━━ Texto ━━
Banca en la caída del Chorro

Casas con bardas de piedra cubiertas de enredaderas de sisus y buganvilias embellecen el área. En las mañanas hay grupos de personas haciendo ejercicio. Algunos corriendo o subiendo y bajando escaleras. Otros haciendo yoga, algún arte marcial o bailando salsa. Antes de llegar al pintoresco parque de los lavaderos, donde las mujeres se reunían a lavar ropa, abrieron un hotel que se llama Apapacho. En la terraza de la azotea que es chica pero con mucha ondita te recibe un restaurante orietal: el Kouyin. Las copas de los árboles llenas de garzas blancas decoran el paisaje y pacifican el ambiente. Marcela, la chef, es dueña de otro restaurante delicioso sobre la calle de Hernández Macias, el Marsala. Los domingos hay un brunch buenísimo.

El parque Juárez, con su debida proporción, es algo así como Alameda de la CDMX, un espacio público realmente tomado por los habitantes de la ciudad. Menos turístico que la plaza cívica y su icónica parroquia: menos turistas y más sanmiguelenses. Es un espacio recreativo, con senderos, bancas y fuentes. Los domingos se convierte en el jardín del arte y entre semana los chavos van a jugar basquet a las canchas azules y los más pequeños a los juegos infantiles. Las casas ubicadas alrededor del parque se cotizan muy alto.

Vista aérea de la zona del Parque Juárez

Mi propiedad preferida es una casona colonial del siglo diecisiete: el Hotel Antigua Villa Santa Mónica. Mi amigo Sergio, un chilango enamorado de San Miguel, la compró hace muchos años y se ha ocupado de respetar su arquitectura y estado original. Recuperó unos frescos de los anchos muros de piedra que rodean el patio central y se la pasa restaurando los techos y arreglando los jardines. La última vez que lo vi estaba consiguiendo los mosaicos originales de la fuente. Conocí a Sergio hace algunas décadas cuando estaba en la universidad. Norma, mi gran amiga de la Ibero, empezó a trabajar formalmente dos o tres semestres antes de terminar la carrera. Lo suyo siempre fue el mundo financiero. Sus jefes la mandaban al ruedo a tratar con “clientes importantes” como si fuera ejecutiva senior. Un día saliendo de clases me preguntó:

-¿Me acompañas a comer con un cliente? Vamos a ir a La Botiglia, en Reforma.
━━━
# Problema A
Enumera las actividades que, según el texto sobre San Miguel, hacen por las mañanas los grupos de personas.
# Problema B
Prolonga el texto sobre San Miguel a partir de su última frase.
━━ Datos proporcionados ━━
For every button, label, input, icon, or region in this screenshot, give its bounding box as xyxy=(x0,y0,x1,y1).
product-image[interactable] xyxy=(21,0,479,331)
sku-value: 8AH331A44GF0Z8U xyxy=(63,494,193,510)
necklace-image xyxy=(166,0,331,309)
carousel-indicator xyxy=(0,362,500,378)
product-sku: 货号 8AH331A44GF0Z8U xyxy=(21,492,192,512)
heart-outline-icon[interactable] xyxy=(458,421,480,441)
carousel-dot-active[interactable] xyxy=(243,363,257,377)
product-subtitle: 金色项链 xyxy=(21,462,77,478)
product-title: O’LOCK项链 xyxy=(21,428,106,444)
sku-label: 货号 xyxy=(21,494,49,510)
━━━
# Resultado A
- Correr
- Subir y bajar escaleras
- Hacer yoga
- Practicar algún arte marcial
- Bailar salsa

# Resultado B
Ni corta ni perezosa, me apunté al plan para acompañar y cuidar a mi amiga. Años después, reencontré al mentado “cliente”, Sergio, en San Miguel en esta maravillosa propiedad. La cocina me parece muy buena y sencilla. Mis platillos favoritos son el típico consomé, el mole poblano y los chiles rellenos de frijol con queso. Los meseros, que llevan años trabajando ahí, son especialistas en hacerte sentir en casa.

La casona algún día perteneció al cantante y poeta José Mojica y fue testigo de múltiples tertulias con personajes importantes del siglo veinte como Pedro Vargas, Dolores del Río, Agustín Lara y María Félix.

Fachada del Hotel Antigua Villa Santa Mónica

Patio del Villa Santa Mónica. Fuente restaurada con mosaicos originales.

Las calles empedradas de San Miguel huelen a historia, no solo la de sus orígenes en el siglo dieciséis y la del paso del cura Miguel Hidalgo durante la guerra de Independencia.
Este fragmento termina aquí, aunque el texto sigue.